- [課題内容]
無限スクロールについての本文のうち、「もしも変数nplの内容があれ」から「れて表示される可能性がある。」までの部分を一字一句そのまま書き写してください。

- [提示本文]

- - - -

最後のobserve()メソッドの引数に監視する対象のサブコンテンツの変数のisfを入れて起動する。
オプションに「rootMargin: "120px"」を指定している。監視対象のサブコンテンツが画面に入る前からIntersection Observerを起動するためだ。同時よりもコンテンツを追加する際の遅れを防げる。無限スクロールはサーバーと通信する分だけ時間が多くかからざるを得ないからIntersection Observerを実際に必要な場所よりも早めに開始してデータを取り込んで次のページのコンテンツの生成処理へ移った方が迅速に動作する。
一つ目のif文
最初のページに次のページのページネーションはないので、除外するため、または次のページのページネーションがあるかぎりでしか無限スクロールを行わないようにする。
条件式の「npl !=null」は取得済みのページネーションのリンクタグの変数nplの内容がなくはない(ある)かどうかを判定する。
もしも変数nplの内容があれば「fetch(npl.getAttribute("href"))」で次のページのURLをhref属性から取得してコンテンツを読み込み、なければ「infiniteScrollObserver.unobserve(isf)」で監視するのを停止して無限スクロールを行わない。
次のページのコンテンツをfetch()メソッドで読み込むけれどもそのままだとAjax通信がスクロールに追い付かなくて同じコンテンツが繰り返して読み込まれて表示される可能性がある。
例えば三回目の監視から始まる次のページのコンテンツの取得が十分に終わらないうちにサイトがスクロールで四回目の監視に入ると次のページのコンテンツから次の次のページへのリンクからURLを取得するのが間に合わなくて一回目の次のページのリンクを使って同じコンテンツしか読み込んで表示できないかも知れない。
訪問者のスクロールがゆっくりか、無限スクロールの新しいコンテンツの表示が一回目か二回目くらいまでならば追い付き易いけれどもさもないと同じコンテンツが繰り返されるバグが起きてしまう。
これを避けて順番にfetch()メソッドが動作するように、いい換えると一つの読み込みが終わったら初めて次の読み込みへ移るように同期的に使用するにはasync関数とawait演算子を使用するのが相応しい。
async 関数は、 await 式を含むことができます。 await 式は、async 関数の実行を一時停止し、 Promise の解決を待ちます。そして async 関数の実行を再開し、解決された値を返します。
async function|MDN|Mozilla
async関数にawait演算子を付けたfetch()メソッドと関連する処理を入れておくと一つの読み込みの途中から他の読み込みが画面の新しいスクロールの要素判定から非同期に始まって最終的にどちらも同じページの結果を返したりはしなくなる。

- - - -

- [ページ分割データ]

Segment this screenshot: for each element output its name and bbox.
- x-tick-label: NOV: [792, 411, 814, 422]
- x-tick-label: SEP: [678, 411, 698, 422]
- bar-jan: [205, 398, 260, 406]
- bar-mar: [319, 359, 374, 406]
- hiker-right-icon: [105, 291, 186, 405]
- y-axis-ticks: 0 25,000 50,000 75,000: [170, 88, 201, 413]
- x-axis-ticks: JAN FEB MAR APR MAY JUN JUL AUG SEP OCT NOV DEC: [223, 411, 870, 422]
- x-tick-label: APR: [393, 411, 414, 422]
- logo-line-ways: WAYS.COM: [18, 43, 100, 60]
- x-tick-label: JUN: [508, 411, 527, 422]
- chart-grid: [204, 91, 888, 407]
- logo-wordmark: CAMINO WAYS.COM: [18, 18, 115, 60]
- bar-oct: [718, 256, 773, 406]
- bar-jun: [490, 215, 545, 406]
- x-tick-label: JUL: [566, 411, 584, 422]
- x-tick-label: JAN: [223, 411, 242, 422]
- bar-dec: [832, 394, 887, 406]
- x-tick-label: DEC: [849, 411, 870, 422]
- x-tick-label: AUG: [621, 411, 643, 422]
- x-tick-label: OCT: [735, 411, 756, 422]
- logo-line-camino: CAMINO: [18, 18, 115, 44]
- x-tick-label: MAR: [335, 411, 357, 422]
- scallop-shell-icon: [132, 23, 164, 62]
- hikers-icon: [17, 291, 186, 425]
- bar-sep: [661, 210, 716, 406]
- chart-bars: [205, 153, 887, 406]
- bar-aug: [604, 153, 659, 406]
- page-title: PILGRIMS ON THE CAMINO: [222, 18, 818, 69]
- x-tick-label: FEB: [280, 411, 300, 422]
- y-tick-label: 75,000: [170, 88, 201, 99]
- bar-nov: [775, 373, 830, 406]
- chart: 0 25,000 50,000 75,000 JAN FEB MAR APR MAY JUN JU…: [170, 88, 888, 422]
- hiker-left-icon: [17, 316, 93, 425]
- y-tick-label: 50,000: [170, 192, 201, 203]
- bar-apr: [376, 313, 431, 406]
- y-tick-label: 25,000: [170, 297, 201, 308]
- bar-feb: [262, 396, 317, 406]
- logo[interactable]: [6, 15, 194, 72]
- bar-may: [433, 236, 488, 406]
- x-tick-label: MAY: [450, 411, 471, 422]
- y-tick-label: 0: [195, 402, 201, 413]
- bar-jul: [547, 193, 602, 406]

- - - -

- [解答]
もしも変数nplの内容があれば「fetch(npl.getAttribute("href"))」で次のページのURLをhref属性から取得してコンテンツを読み込み、なければ「infiniteScrollObserver.unobserve(isf)」で監視するのを停止して無限スクロールを行わない。
次のページのコンテンツをfetch()メソッドで読み込むけれどもそのままだとAjax通信がスクロールに追い付かなくて同じコンテンツが繰り返して読み込まれて表示される可能性がある。